== Set exercise a ==
In the records, copy out word for word the lines that begin at the one containing "colorbar-tick <box>1756 1372 1764 1374</box>" and end after the one containing "range-ring <box>47 247 1543 1743</box>".

== Text segment ==

Studio album by Judy Collins
- Released: September 20, 1994
- Genre: Christmas; folk;
- Length: 46:17
- Label: Mesa
- Producer: Alan Silverman; Judy Collins;

Judy Collins chronology
| Judy Sings Dylan... Just Like a Woman (1993) | Come Rejoice! A Judy Collins Christmas (1994) | Live at Newport (1994) |

= Come Rejoice! A Judy Collins Christmas =

Come Rejoice! A Judy Collins Christmas is the twenty-second studio and Christmas album by American singer-songwriter Judy Collins, released on September 20, 1994, by Mesa Recordings.

==Overview==
In fact, this is the first Christmas album in Collins' career, if you do not take into account 1985 album Amazing Grace, which, although released in the midst of the Christmas season with the appropriate design and title, had little of the Christmas mood.

Collins recorded this album with minimal accompaniment, among which mainly only the piano, you can also hear a synthesizer, guitar, as well as a choir. Among the tracks selected for the album are mainly Christian hymns, but there are also popular Christmas songs like "I'll Be Home for Christmas" or "Let It Snow". The album also includes a song by the author "Song for Sarajevo" telling about the horrors of the war in Bosnia. The last track on the album was the re-recorded classic "Amazing Grace."

==Critical reception==

Steve Baltin from Cash Box wrote: "Collins' contribution to the glut of Christmas recordings definitely takes the prize for most serious, as it includes original numbers like 'Song for Sarajevo.' In addition, the arrangements are almost eerily sparse, with a bit of spoken word from the Bible thrown in on 'Away in a Manger.' This record is a must for fans of Collins, especially given how infrequently she returns to the scene, but it's not likely to convert any new fans."

===

== Set exercise b ==
Using the text about the Judy Collins Christmas album, decide whether each statement agrees with it. Answer yes or no, and quote the words that settle it. (i) The album was released by Mesa Recordings. (ii) The final track on the album is "Let It Snow." (iii) Steve Baltin reviewed the album for Rolling Stone.

== Provided data ==

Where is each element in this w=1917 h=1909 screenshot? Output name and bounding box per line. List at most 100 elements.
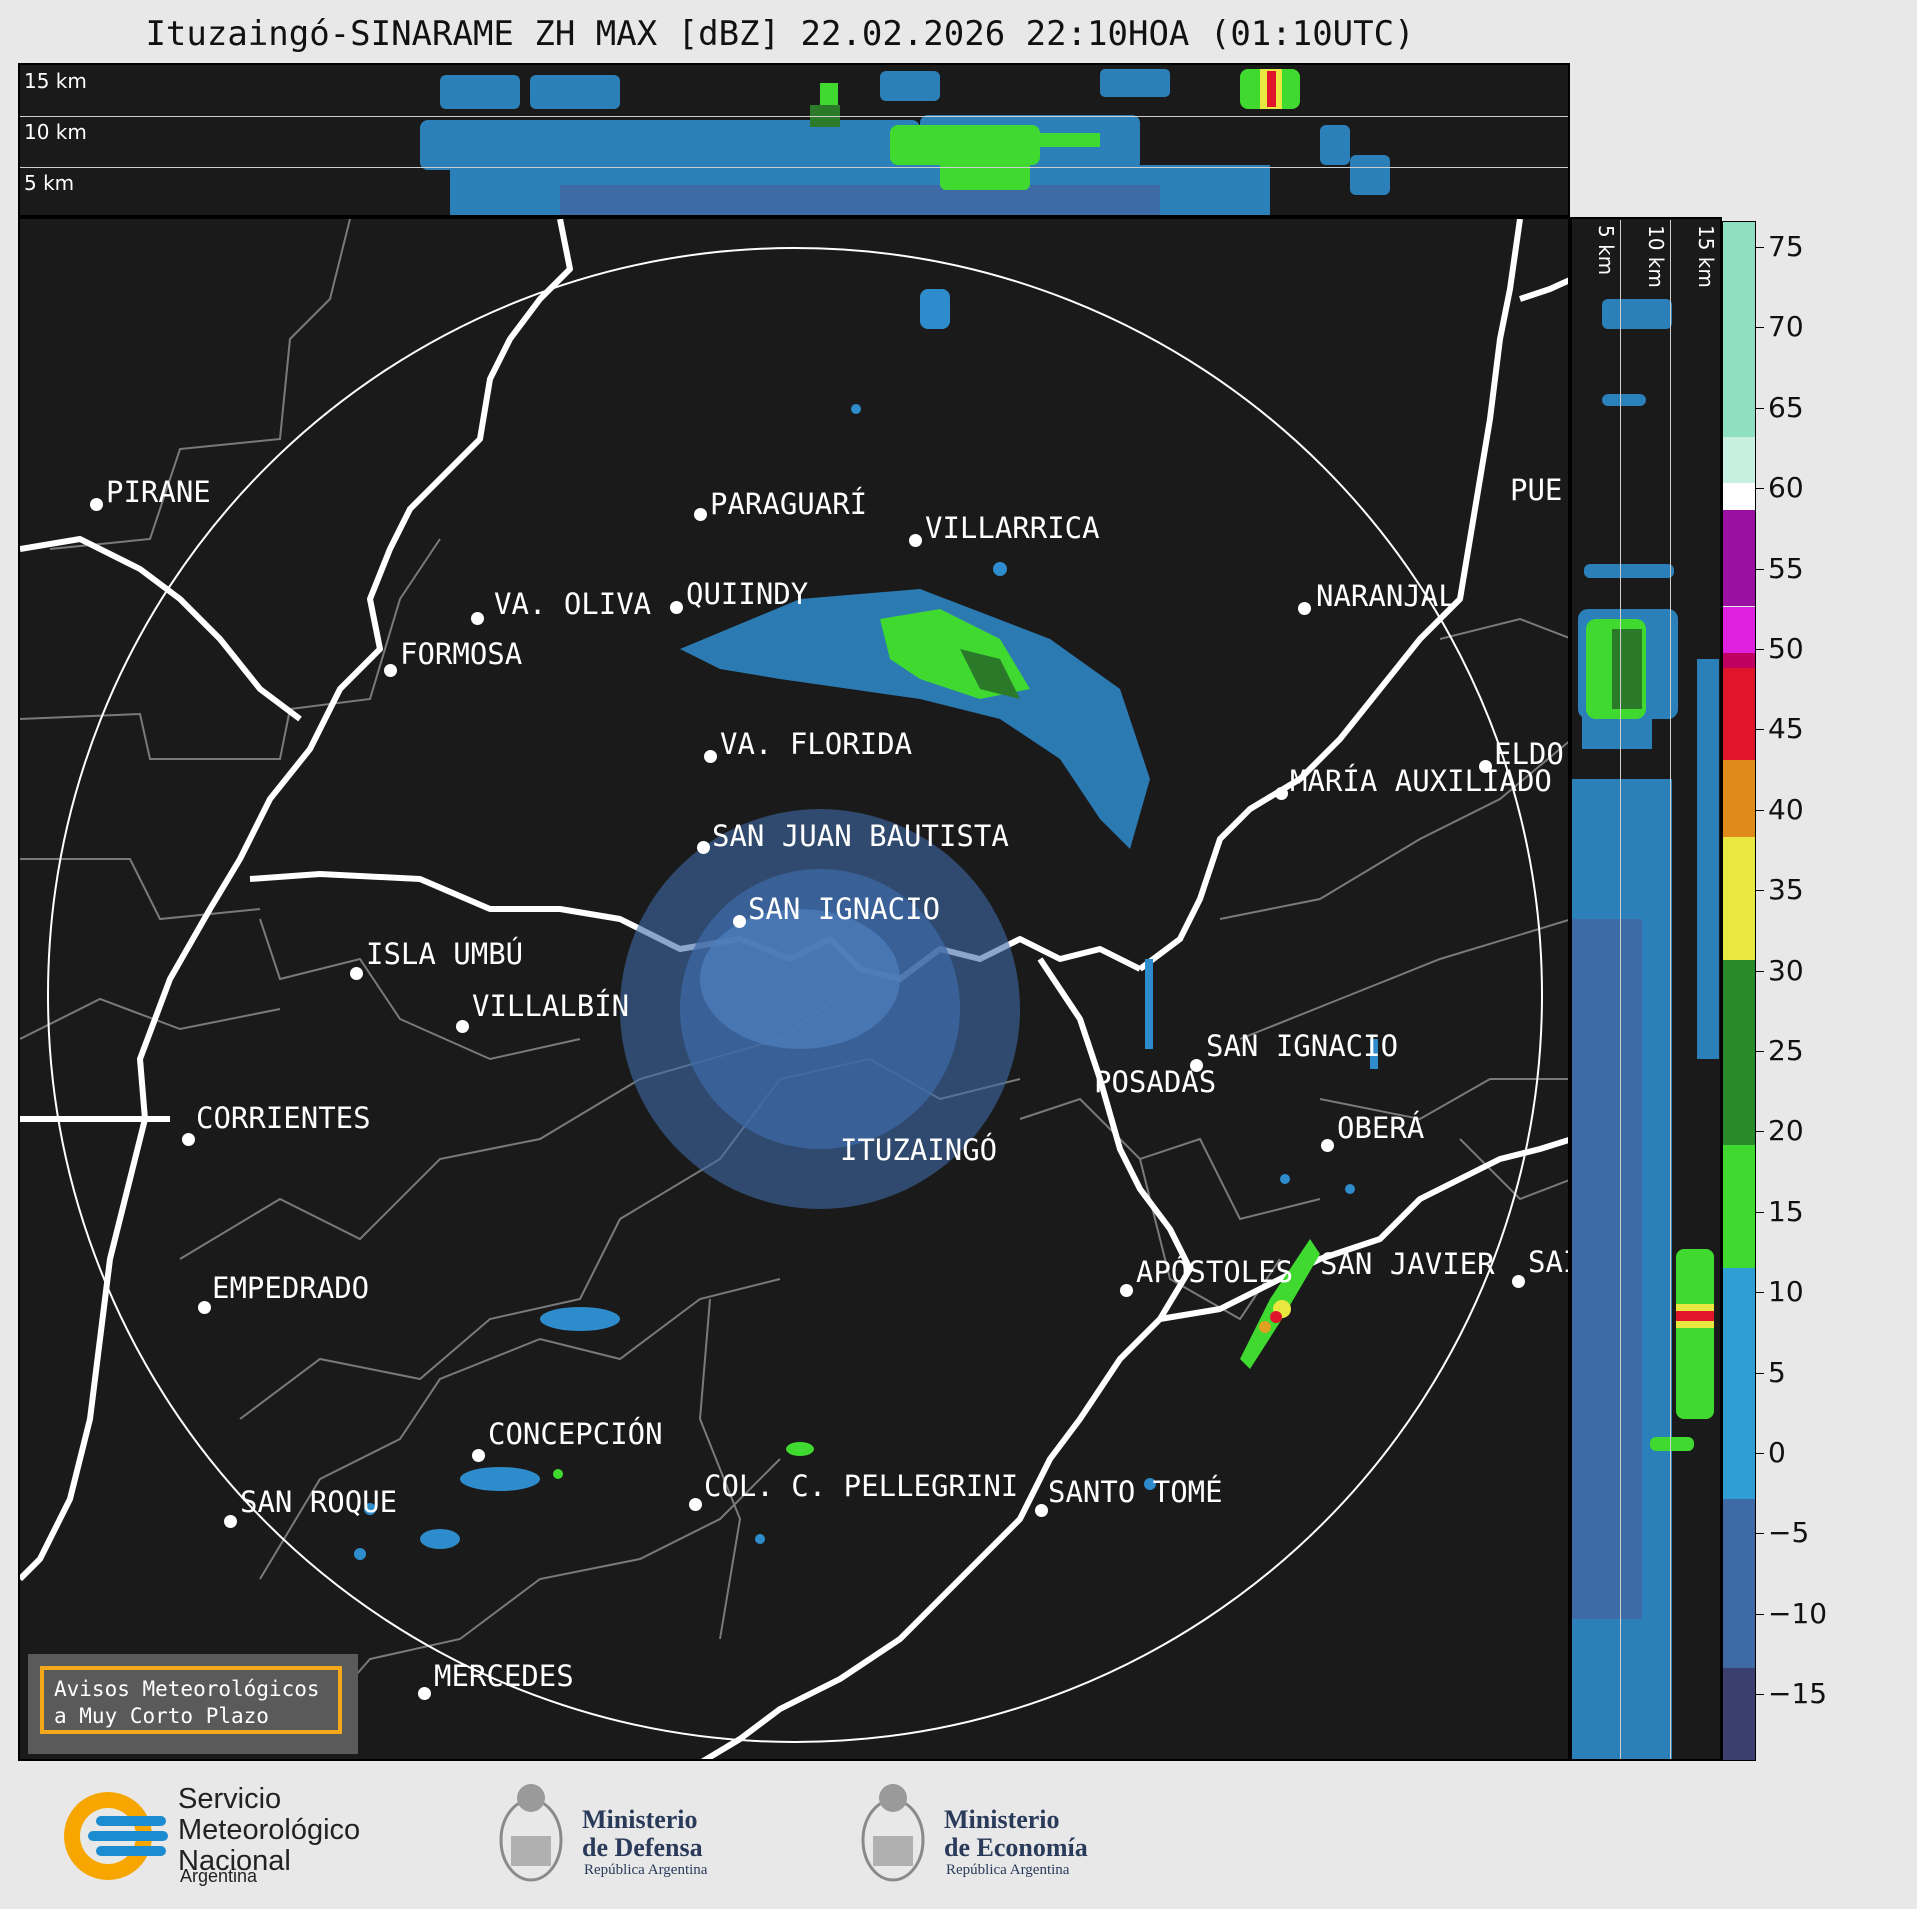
colorbar-tick <box>1756 1372 1764 1374</box>
radar-map-geometry <box>20 219 1568 1759</box>
radar-map: PIRANE PARAGUARÍ VILLARRICA QUIINDY VA. … <box>18 217 1570 1761</box>
colorbar-segment <box>1723 606 1755 653</box>
top-cross-section: 15 km 10 km 5 km <box>18 63 1570 217</box>
colorbar-tick <box>1756 649 1764 650</box>
avisos-line2: a Muy Corto Plazo <box>54 1704 269 1728</box>
avisos-line1: Avisos Meteorológicos <box>54 1677 320 1701</box>
defensa-logo-text: Ministerio de Defensa <box>582 1805 703 1862</box>
city-dot <box>472 1449 485 1462</box>
colorbar-label: −15 <box>1768 1677 1828 1711</box>
range-ring <box>47 247 1543 1743</box>
cell-line-se <box>1240 1239 1320 1369</box>
colorbar-segment <box>1723 652 1755 668</box>
city-dot <box>704 750 717 763</box>
top-cross-section-echoes <box>20 69 1568 215</box>
colorbar-tick <box>1756 970 1764 972</box>
city-dot <box>90 498 103 511</box>
colorbar-tick <box>1756 1051 1764 1052</box>
side-cross-section: 5 km 10 km 15 km <box>1570 217 1722 1761</box>
colorbar-label: 20 <box>1768 1114 1804 1148</box>
colorbar-label: 35 <box>1768 873 1804 907</box>
colorbar-segment <box>1723 1160 1755 1268</box>
smn-logo-text: Servicio Meteorológico Nacional <box>178 1783 361 1877</box>
colorbar-label: 40 <box>1768 792 1804 826</box>
colorbar-segment <box>1723 509 1755 607</box>
defensa-crest-icon <box>499 1784 563 1882</box>
city-dot <box>198 1301 211 1314</box>
colorbar-tick <box>1756 568 1764 570</box>
city-label: SANTO TOMÉ <box>1048 1475 1223 1509</box>
colorbar-segment <box>1723 837 1755 961</box>
colorbar-tick <box>1756 890 1764 892</box>
city-dot <box>418 1687 431 1700</box>
rivers <box>20 219 1568 1759</box>
city-label: POSADAS <box>1094 1065 1217 1099</box>
side-altitude-label: 15 km <box>1694 225 1718 288</box>
colorbar-tick <box>1756 1211 1764 1213</box>
city-dot <box>1190 1059 1203 1072</box>
city-label: FORMOSA <box>400 637 523 671</box>
city-label: VA. FLORIDA <box>720 727 913 761</box>
colorbar-label: 70 <box>1768 310 1804 344</box>
colorbar-label: 25 <box>1768 1034 1804 1067</box>
city-label: COL. C. PELLEGRINI <box>704 1469 1019 1503</box>
city-dot <box>456 1020 469 1033</box>
colorbar-tick <box>1756 488 1764 490</box>
colorbar-tick <box>1756 1694 1764 1696</box>
city-label: ELDO <box>1494 737 1564 771</box>
city-dot <box>224 1515 237 1528</box>
colorbar-label: 0 <box>1768 1436 1786 1469</box>
chart-title: Ituzaingó-SINARAME ZH MAX [dBZ] 22.02.20… <box>145 14 1415 54</box>
top-altitude-label: 10 km <box>24 120 87 144</box>
city-dot <box>694 508 707 521</box>
colorbar-segment <box>1723 1667 1755 1760</box>
colorbar-tick <box>1756 1613 1764 1615</box>
smn-logo-subtitle: Argentina <box>180 1866 258 1886</box>
storm-complex <box>680 589 1150 849</box>
economia-crest-icon <box>861 1784 925 1882</box>
city-label: PARAGUARÍ <box>710 487 868 521</box>
colorbar-tick <box>1756 1131 1764 1133</box>
city-label: ISLA UMBÚ <box>366 937 524 971</box>
colorbar-label: 5 <box>1768 1355 1786 1389</box>
colorbar-segment <box>1723 668 1755 761</box>
colorbar-segment <box>1723 1267 1755 1499</box>
city-label: ITUZAINGÓ <box>840 1133 998 1167</box>
colorbar-tick <box>1756 327 1764 329</box>
colorbar-label: 50 <box>1768 632 1804 665</box>
near-range-echoes <box>620 809 1020 1209</box>
city-label: SAN ROQUE <box>240 1485 398 1519</box>
side-cross-section-echoes <box>1572 220 1719 1759</box>
colorbar-tick <box>1756 247 1764 248</box>
city-dot <box>697 841 710 854</box>
city-dot <box>471 612 484 625</box>
city-label: NARANJAL <box>1316 579 1456 613</box>
city-dot <box>909 534 922 547</box>
reflectivity-colorbar <box>1722 221 1756 1761</box>
colorbar-segment <box>1723 483 1755 510</box>
smn-logo-icon <box>64 1792 168 1880</box>
avisos-box[interactable]: Avisos Meteorológicos a Muy Corto Plazo <box>28 1654 358 1754</box>
city-label: SAN JUAN BAUTISTA <box>712 819 1009 853</box>
city-dot <box>1479 760 1492 773</box>
city-dot <box>1120 1284 1133 1297</box>
colorbar-segment <box>1723 437 1755 484</box>
colorbar-label: 45 <box>1768 712 1804 746</box>
city-dot <box>350 967 363 980</box>
city-dot <box>689 1498 702 1511</box>
colorbar-label: 15 <box>1768 1194 1804 1228</box>
side-altitude-label: 5 km <box>1594 225 1618 276</box>
city-dot <box>1512 1275 1525 1288</box>
colorbar-segment <box>1723 222 1755 438</box>
colorbar-label: 65 <box>1768 390 1804 424</box>
city-label: OBERÁ <box>1337 1111 1425 1145</box>
colorbar-tick <box>1756 1533 1764 1535</box>
city-label: MARÍA AUXILIADO <box>1290 764 1552 798</box>
city-label: MERCEDES <box>434 1659 574 1693</box>
colorbar-tick <box>1756 729 1764 731</box>
economia-logo-text: Ministerio de Economía <box>944 1805 1088 1862</box>
colorbar-tick <box>1756 809 1764 811</box>
colorbar-label: 55 <box>1768 551 1804 585</box>
city-label: QUIINDY <box>686 577 809 611</box>
city-dot <box>1298 602 1311 615</box>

===

== Full answer a ==
colorbar-tick <box>1756 1372 1764 1374</box>
radar-map-geometry <box>20 219 1568 1759</box>
radar-map: PIRANE PARAGUARÍ VILLARRICA QUIINDY VA. … <box>18 217 1570 1761</box>
colorbar-segment <box>1723 606 1755 653</box>
top-cross-section: 15 km 10 km 5 km <box>18 63 1570 217</box>
colorbar-tick <box>1756 649 1764 650</box>
avisos-line2: a Muy Corto Plazo <box>54 1704 269 1728</box>
avisos-line1: Avisos Meteorológicos <box>54 1677 320 1701</box>
defensa-logo-text: Ministerio de Defensa <box>582 1805 703 1862</box>
city-dot <box>472 1449 485 1462</box>
colorbar-label: −15 <box>1768 1677 1828 1711</box>
range-ring <box>47 247 1543 1743</box>

== Full answer b ==
(i) Yes: "released on September 20, 1994, by Mesa Recordings."
(ii) No: "The last track on the album was the re-recorded classic "Amazing Grace.""
(iii) No: "Steve Baltin from Cash Box wrote"